[Spatial annotation entries]
## START

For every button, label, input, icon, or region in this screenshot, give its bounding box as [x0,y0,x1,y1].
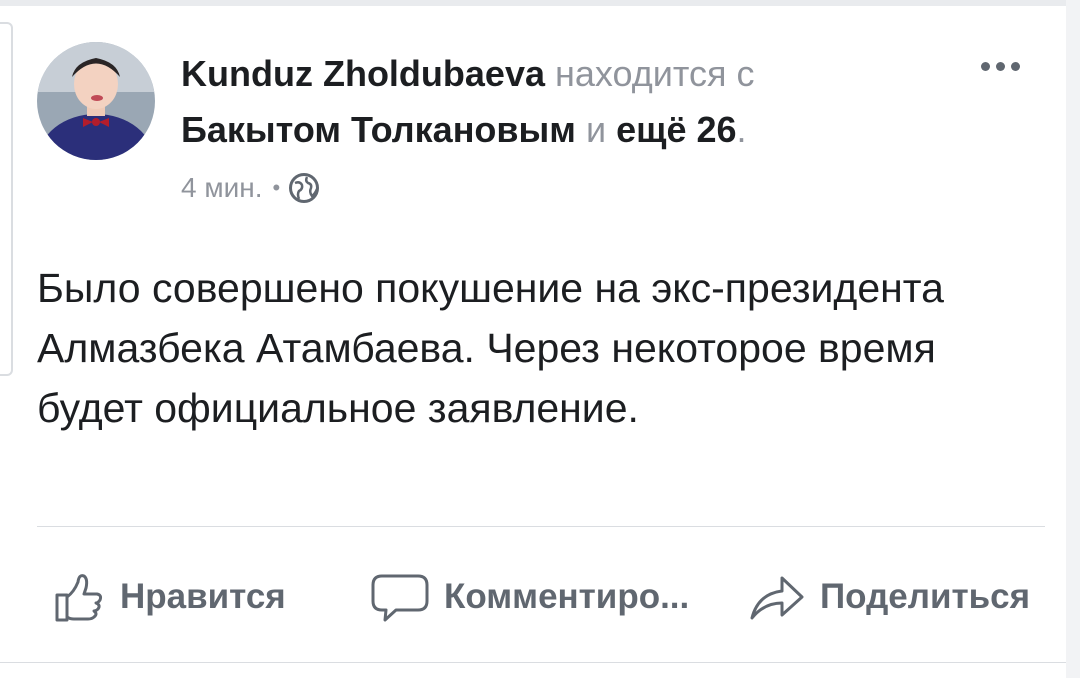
share-button[interactable]: Поделиться [748,566,1030,628]
thumbs-up-icon [55,574,103,622]
with-text: находится с [555,53,755,94]
author-name[interactable]: Kunduz Zholdubaeva [181,53,545,94]
author-avatar[interactable] [37,42,155,160]
and-text: и [585,109,607,150]
top-strip [0,0,1080,6]
right-edge [1066,0,1080,678]
comment-button[interactable]: Комментиро... [370,566,689,628]
share-label: Поделиться [820,577,1031,616]
post-meta: 4 мин. • [181,168,320,208]
timestamp[interactable]: 4 мин. [181,172,262,204]
comment-label: Комментиро... [444,577,690,616]
post-header: Kunduz Zholdubaeva находится с Бакытом Т… [181,46,951,158]
like-button[interactable]: Нравится [52,566,286,628]
others-link[interactable]: ещё 26 [616,109,736,150]
more-options-icon[interactable] [968,52,1032,80]
tagged-person-link[interactable]: Бакытом Толкановым [181,109,576,150]
post-body-text: Было совершено покушение на экс-президен… [37,265,944,431]
share-arrow-icon [750,576,804,620]
previous-card-edge [0,22,13,376]
speech-bubble-icon [371,574,429,622]
post-actions: Нравится Комментиро... Поделиться [0,566,1066,628]
like-label: Нравится [120,577,286,616]
actions-divider [37,526,1045,527]
meta-separator: • [272,175,281,200]
header-period: . [736,109,747,150]
globe-icon[interactable] [288,172,320,204]
bottom-divider [0,662,1066,663]
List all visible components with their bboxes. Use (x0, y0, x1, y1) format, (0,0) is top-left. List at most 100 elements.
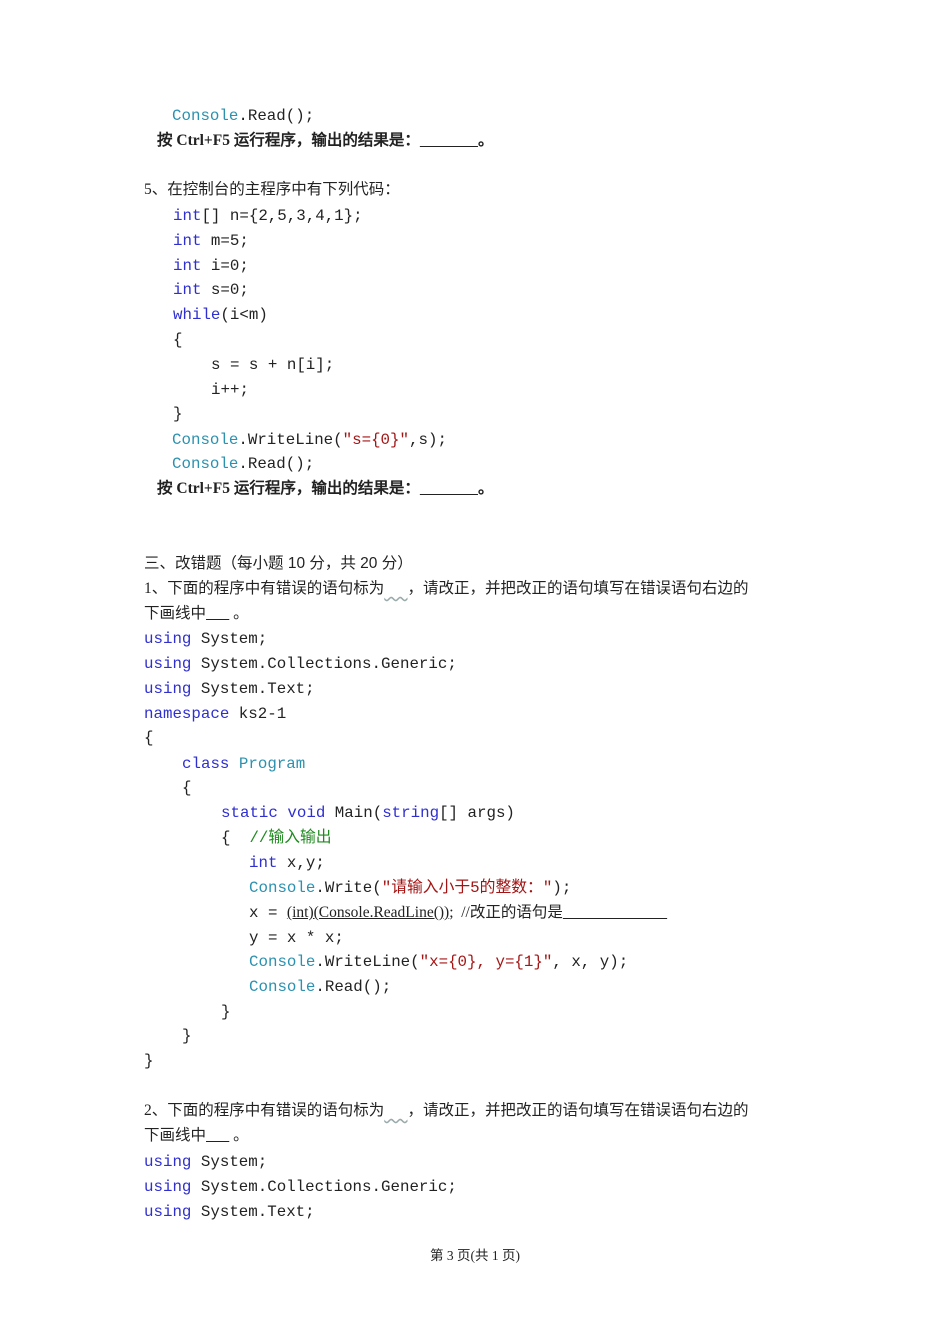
text-segment: .Write( (315, 879, 382, 897)
code-line: while(i<m) (173, 305, 268, 325)
code-line: using System.Collections.Generic; (144, 1177, 457, 1197)
text-segment: .Read(); (238, 455, 315, 473)
code-line: y = x * x; (249, 928, 344, 948)
page-footer: 第 3 页(共 1 页) (430, 1248, 520, 1263)
text-segment: 。 (229, 605, 249, 622)
text-segment: System.Collections.Generic; (191, 1178, 457, 1196)
text-segment: 。 (477, 480, 494, 497)
code-line: Console.WriteLine("s={0}",s); (172, 430, 447, 450)
text-segment: 按 Ctrl+F5 运行程序，输出的结果是： (157, 480, 420, 497)
code-line: s = s + n[i]; (211, 355, 334, 375)
text-segment: i++; (211, 381, 249, 399)
answer-blank-wavy (384, 580, 407, 597)
code-type: Console (249, 879, 316, 897)
text-segment: 三、改错题（ (144, 555, 238, 572)
code-line: int[] n={2,5,3,4,1}; (173, 206, 363, 226)
error-statement: (int)(Console.ReadLine()) (286, 904, 450, 921)
text-segment: Main( (325, 804, 383, 822)
code-keyword: using (144, 1178, 192, 1196)
answer-blank (420, 132, 478, 149)
code-line: Console.Read(); (172, 454, 314, 474)
code-line: } (144, 1051, 153, 1071)
text-segment: ） (397, 555, 413, 572)
text-segment: System.Collections.Generic; (191, 655, 457, 673)
answer-blank-wavy (384, 1102, 407, 1119)
code-keyword: int (173, 257, 202, 275)
code-comment: //输入输出 (249, 829, 332, 847)
code-string: "s={0}" (342, 431, 409, 449)
text-segment: x = (249, 904, 287, 922)
code-string: "请输入小于5的整数：" (381, 879, 553, 897)
text-segment: { (173, 331, 183, 349)
code-keyword: int (173, 232, 202, 250)
text-segment: } (173, 405, 183, 423)
code-line: i++; (211, 380, 249, 400)
answer-blank (206, 605, 229, 622)
code-line: { (182, 778, 191, 798)
code-line: } (182, 1026, 191, 1046)
code-keyword: using (144, 1203, 192, 1221)
code-keyword: int (173, 207, 202, 225)
text-line: 2、下面的程序中有错误的语句标为 ，请改正，并把改正的语句填写在错误语句右边的 (144, 1101, 749, 1121)
text-segment: s=0; (201, 281, 249, 299)
code-keyword: int (249, 854, 278, 872)
code-type: Console (249, 978, 316, 996)
text-segment: i=0; (201, 257, 249, 275)
code-line: using System.Text; (144, 1202, 315, 1222)
code-type: Console (249, 953, 316, 971)
code-type: Console (172, 431, 239, 449)
text-segment (229, 755, 238, 773)
text-segment: (i<m) (220, 306, 268, 324)
code-line: Console.Read(); (249, 977, 391, 997)
text-segment: 。 (477, 132, 494, 149)
code-keyword: while (173, 306, 221, 324)
code-line: using System.Text; (144, 679, 315, 699)
text-segment: s = s + n[i]; (211, 356, 335, 374)
code-line: static void Main(string[] args) (221, 803, 515, 823)
code-keyword: string (382, 804, 440, 822)
code-string: "x={0}, y={1}" (419, 953, 553, 971)
code-keyword: static (221, 804, 278, 822)
text-segment: [] args) (439, 804, 515, 822)
code-keyword: using (144, 1153, 192, 1171)
text-segment: System; (191, 1153, 268, 1171)
text-segment: ，请改正，并把改正的语句填写在错误语句右边的 (407, 580, 749, 597)
answer-blank (206, 1127, 229, 1144)
text-line: 5、在控制台的主程序中有下列代码： (144, 180, 400, 200)
text-segment: 。 (229, 1127, 249, 1144)
code-line: int m=5; (173, 231, 249, 251)
text-segment: { (221, 829, 250, 847)
code-type: Console (172, 107, 239, 125)
text-segment: ks2-1 (229, 705, 287, 723)
text-segment: System; (191, 630, 268, 648)
text-segment: 下画线中 (144, 605, 207, 622)
text-segment: ，请改正，并把改正的语句填写在错误语句右边的 (407, 1102, 749, 1119)
text-segment: .WriteLine( (315, 953, 420, 971)
code-keyword: using (144, 680, 192, 698)
code-line: x = (int)(Console.ReadLine()); //改正的语句是 (249, 903, 667, 923)
text-segment: .WriteLine( (238, 431, 343, 449)
text-segment: 2、下面的程序中有错误的语句标为 (144, 1102, 385, 1119)
code-line: class Program (182, 754, 305, 774)
text-segment: System.Text; (191, 1203, 315, 1221)
code-keyword: namespace (144, 705, 230, 723)
code-type: Program (238, 755, 306, 773)
text-segment: 1、下面的程序中有错误的语句标为 (144, 580, 385, 597)
code-line: using System; (144, 629, 267, 649)
text-segment: , x, y); (552, 953, 629, 971)
text-line: 按 Ctrl+F5 运行程序，输出的结果是： 。 (157, 479, 493, 499)
code-line: } (173, 404, 182, 424)
text-line: 三、改错题（每小题 10 分，共 20 分） (144, 554, 413, 574)
code-keyword: int (173, 281, 202, 299)
text-segment: 下画线中 (144, 1127, 207, 1144)
code-line: namespace ks2-1 (144, 704, 286, 724)
text-line: 下画线中 。 (144, 604, 249, 624)
code-line: int x,y; (249, 853, 325, 873)
code-line: int s=0; (173, 280, 249, 300)
code-line: { (144, 728, 153, 748)
text-segment: 每小题 10 分，共 20 分 (237, 555, 398, 572)
text-line: 下画线中 。 (144, 1126, 249, 1146)
code-keyword: using (144, 655, 192, 673)
answer-blank (420, 480, 478, 497)
code-keyword: using (144, 630, 192, 648)
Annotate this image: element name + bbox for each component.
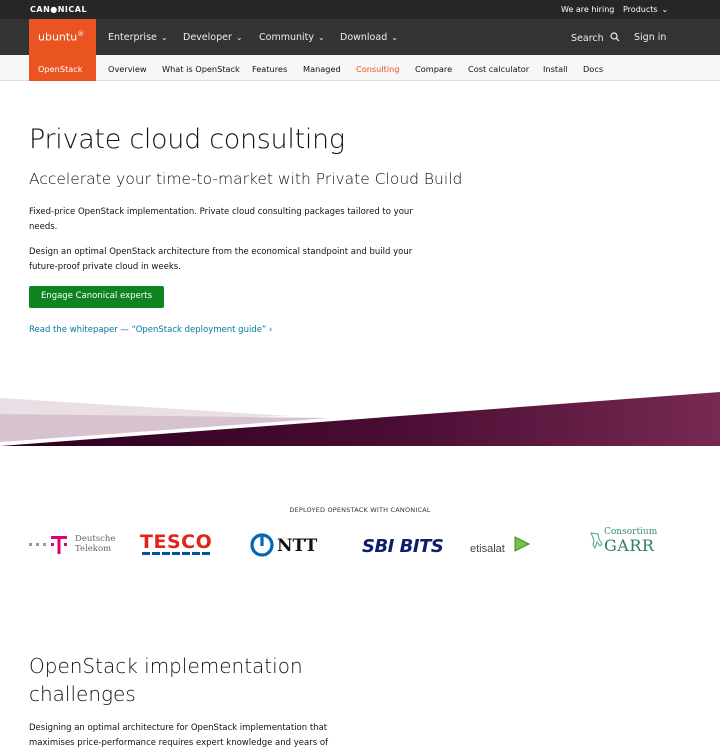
subnav-item-install[interactable]: Install (543, 64, 568, 74)
we-are-hiring-link[interactable]: We are hiring (561, 5, 614, 14)
etisalat-wordmark: etisalat (470, 543, 505, 555)
search-button[interactable]: Search (571, 32, 620, 44)
ubuntu-logo[interactable]: ubuntu® (29, 19, 96, 55)
hero-paragraph-2: Design an optimal OpenStack architecture… (29, 247, 413, 272)
tesco-wordmark: TESCO (140, 531, 213, 553)
deployed-openstack-heading: DEPLOYED OPENSTACK WITH CANONICAL (289, 506, 431, 514)
hero-paragraph-1: Fixed-price OpenStack implementation. Pr… (29, 207, 413, 232)
subnav-section-openstack[interactable]: OpenStack (29, 55, 96, 81)
subnav-item-docs[interactable]: Docs (583, 64, 603, 74)
main-navigation: ubuntu® Enterprise ⌄ Developer ⌄ Community… (0, 19, 720, 55)
challenges-heading: OpenStack implementation challenges (29, 654, 303, 706)
etisalat-arrow-icon (514, 536, 531, 552)
ntt-swirl-icon (250, 533, 274, 557)
search-icon (610, 32, 620, 42)
subnav-item-cost-calculator[interactable]: Cost calculator (468, 64, 529, 74)
dt-line-1: Deutsche (75, 534, 116, 544)
canonical-top-bar: CAN●NICAL We are hiring Products ⌄ (0, 0, 720, 19)
tesco-logo: TESCO (140, 533, 214, 557)
subnav-item-managed[interactable]: Managed (303, 64, 341, 74)
ubuntu-circle-icon: ® (77, 30, 85, 38)
canonical-logo[interactable]: CAN●NICAL (30, 5, 87, 14)
products-label: Products (623, 5, 658, 14)
suru-banner-graphic (0, 392, 720, 446)
nav-item-label: Download (340, 32, 388, 43)
ubuntu-logo-text: ubuntu (38, 30, 78, 44)
nav-item-download[interactable]: Download ⌄ (340, 32, 398, 43)
engage-experts-button[interactable]: Engage Canonical experts (29, 286, 164, 308)
nav-item-developer[interactable]: Developer ⌄ (183, 32, 243, 43)
subnav-item-features[interactable]: Features (252, 64, 287, 74)
telekom-t-icon (29, 536, 67, 554)
deutsche-telekom-logo: Deutsche Telekom (29, 530, 115, 554)
dt-line-2: Telekom (75, 544, 112, 554)
subnav-item-what-is-openstack[interactable]: What is OpenStack (162, 64, 240, 74)
sbi-bits-wordmark: SBI BITS (362, 536, 444, 557)
challenges-paragraph: Designing an optimal architecture for Op… (29, 723, 329, 748)
search-label: Search (571, 33, 604, 44)
chevron-down-icon: ⌄ (317, 33, 325, 42)
nav-item-label: Developer (183, 32, 232, 43)
page-title: Private cloud consulting (29, 124, 345, 155)
ntt-wordmark: NTT (277, 536, 318, 556)
chevron-down-icon: ⌄ (661, 5, 669, 14)
openstack-subnav: OpenStack Overview What is OpenStack Fea… (0, 55, 720, 81)
chevron-down-icon: ⌄ (160, 33, 168, 42)
chevron-down-icon: ⌄ (391, 33, 398, 42)
nav-item-label: Enterprise (108, 32, 157, 43)
subnav-item-compare[interactable]: Compare (415, 64, 452, 74)
whitepaper-link[interactable]: Read the whitepaper — “OpenStack deploym… (29, 325, 272, 335)
chevron-down-icon: ⌄ (235, 33, 243, 42)
ntt-logo: NTT (250, 533, 317, 557)
italy-map-icon (590, 532, 603, 550)
subnav-item-overview[interactable]: Overview (108, 64, 147, 74)
nav-item-community[interactable]: Community ⌄ (259, 32, 325, 43)
nav-item-label: Community (259, 32, 314, 43)
sign-in-link[interactable]: Sign in (634, 32, 666, 43)
sbi-bits-logo: SBI BITS (362, 536, 444, 557)
nav-item-enterprise[interactable]: Enterprise ⌄ (108, 32, 168, 43)
subnav-item-consulting[interactable]: Consulting (356, 64, 400, 74)
products-menu[interactable]: Products ⌄ (623, 5, 668, 14)
page-subtitle: Accelerate your time-to-market with Priv… (29, 170, 463, 188)
garr-line-2: GARR (604, 536, 655, 555)
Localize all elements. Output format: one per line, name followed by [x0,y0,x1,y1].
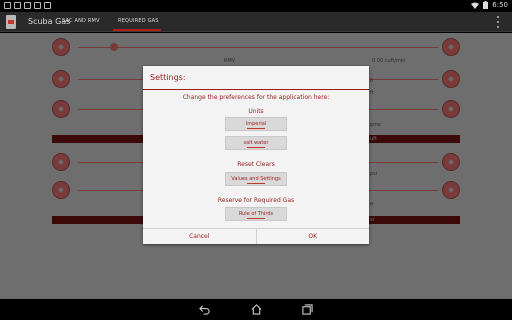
decrement-button[interactable] [52,100,70,118]
increment-button[interactable] [442,70,460,88]
overflow-menu-icon[interactable] [497,16,500,28]
tab-required-gas[interactable]: REQUIRED GAS [118,18,159,24]
slider-thumb[interactable] [110,43,118,51]
notification-icon [44,2,51,9]
notification-icons [4,2,51,9]
increment-button[interactable] [442,153,460,171]
action-bar: Scuba Gas SAC AND RMV REQUIRED GAS [0,12,512,32]
status-right: 6:50 [471,1,508,9]
slider-track[interactable] [78,47,438,48]
increment-button[interactable] [442,38,460,56]
unit-fragment: ft [370,202,374,208]
decrement-button[interactable] [52,153,70,171]
settings-dialog: Settings: Change the preferences for the… [143,66,369,244]
reserve-heading: Reserve for Required Gas [217,197,295,204]
clock: 6:50 [492,1,508,9]
result-unit: si [370,217,374,223]
dialog-actions: Cancel OK [143,228,369,244]
notification-icon [14,2,21,9]
decrement-button[interactable] [52,181,70,199]
unit-fragment: pms [370,122,381,128]
unit-fragment: ft [370,90,374,96]
result-unit: uft [370,136,377,142]
notification-icon [24,2,31,9]
reset-clears-button[interactable]: Values and Settings [225,172,287,186]
decrement-button[interactable] [52,70,70,88]
rmv-label: RMV [224,58,236,64]
notification-icon [4,2,11,9]
decrement-button[interactable] [52,38,70,56]
cancel-button[interactable]: Cancel [143,229,256,244]
increment-button[interactable] [442,100,460,118]
units-system-button[interactable]: Imperial [225,117,287,131]
dialog-title: Settings: [150,73,186,82]
unit-fragment: psi [370,171,378,177]
battery-icon [483,1,489,9]
wifi-icon [471,2,480,9]
status-bar: 6:50 [0,0,512,12]
rmv-value: 0.00 cuft/min [372,58,406,64]
reserve-button[interactable]: Rule of Thirds [225,207,287,221]
dialog-title-divider [143,89,369,90]
water-type-button[interactable]: salt water [225,136,287,150]
ok-button[interactable]: OK [256,229,369,244]
app-icon [6,15,16,29]
notification-icon [34,2,41,9]
tab-sac-and-rmv[interactable]: SAC AND RMV [62,18,100,24]
navigation-bar [0,299,512,320]
home-icon[interactable] [251,304,262,315]
tab-indicator [113,29,161,31]
recent-apps-icon[interactable] [302,304,313,315]
back-icon[interactable] [199,304,210,315]
value-fragment: 0 [370,78,374,84]
units-heading: Units [248,108,264,115]
reset-heading: Reset Clears [237,161,275,168]
increment-button[interactable] [442,181,460,199]
dialog-intro: Change the preferences for the applicati… [182,94,330,101]
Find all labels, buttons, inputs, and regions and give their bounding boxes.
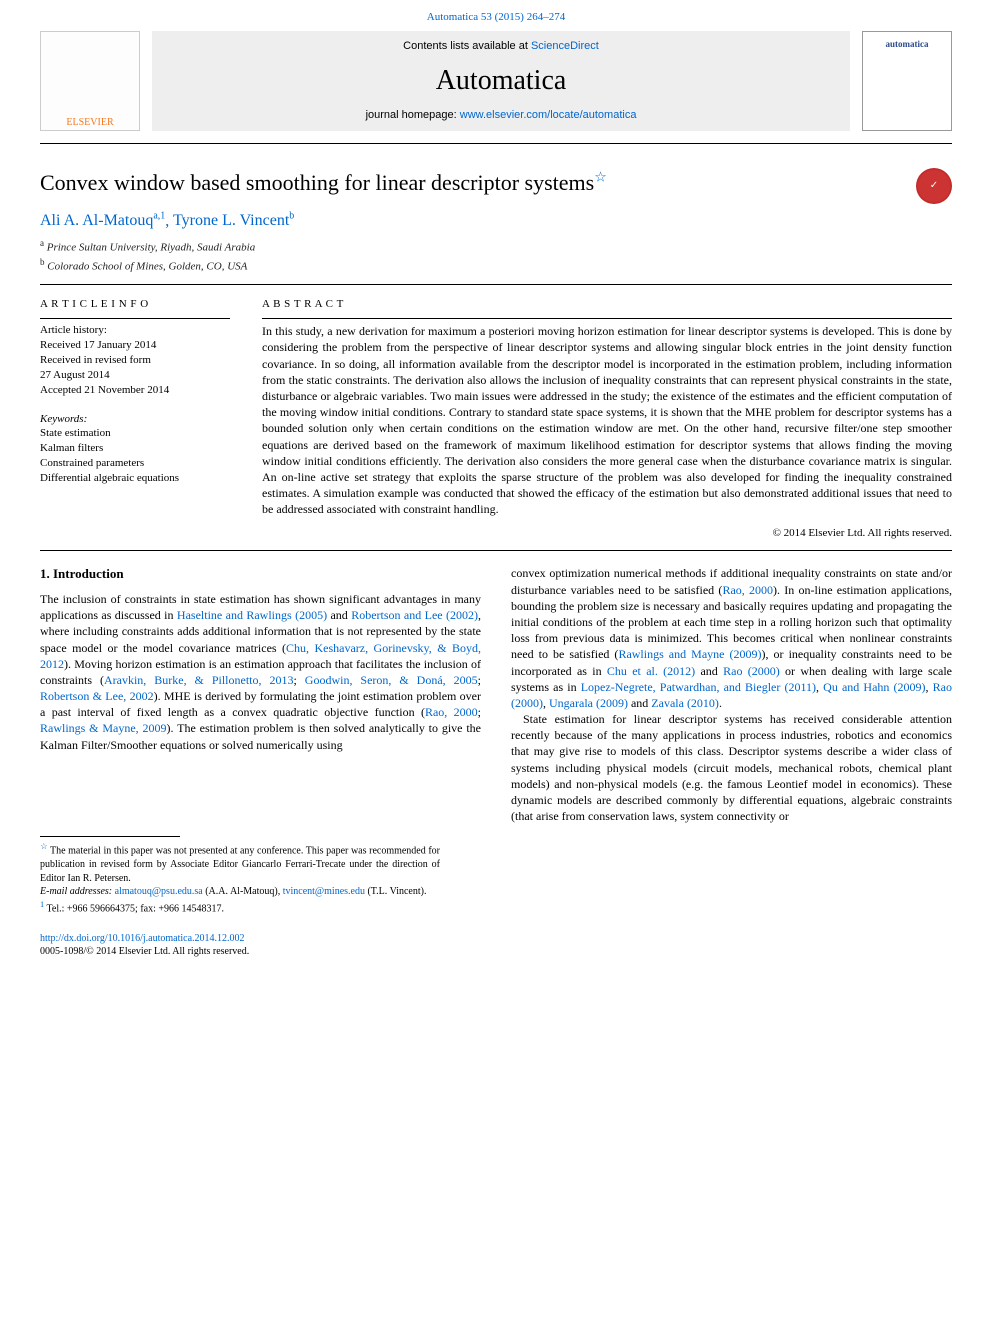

## END

- **What you are asked to do**
Swap "code-line" for "source-line" and write out again the lines from the line with "text-segment: .Write( (315, 879, 382, 897)" to the line with "text-segment: 按 Ctrl+F5", changing nothing else.

- **Finished task**
text-segment: .Write( (315, 879, 382, 897)
source-line: while(i<m) (173, 305, 268, 325)
source-line: using System.Collections.Generic; (144, 1177, 457, 1197)
text-segment: .Read(); (238, 455, 315, 473)
source-line: y = x * x; (249, 928, 344, 948)
page-footer: 第 3 页(共 1 页) (430, 1248, 520, 1263)
text-segment: 。 (229, 605, 249, 622)
text-segment: System.Collections.Generic; (191, 1178, 457, 1196)
text-segment: 。 (477, 480, 494, 497)
source-line: Console.WriteLine("s={0}",s); (172, 430, 447, 450)
text-segment: 按 Ctrl+F5 运行程序，输出的结果是： (157, 480, 420, 497)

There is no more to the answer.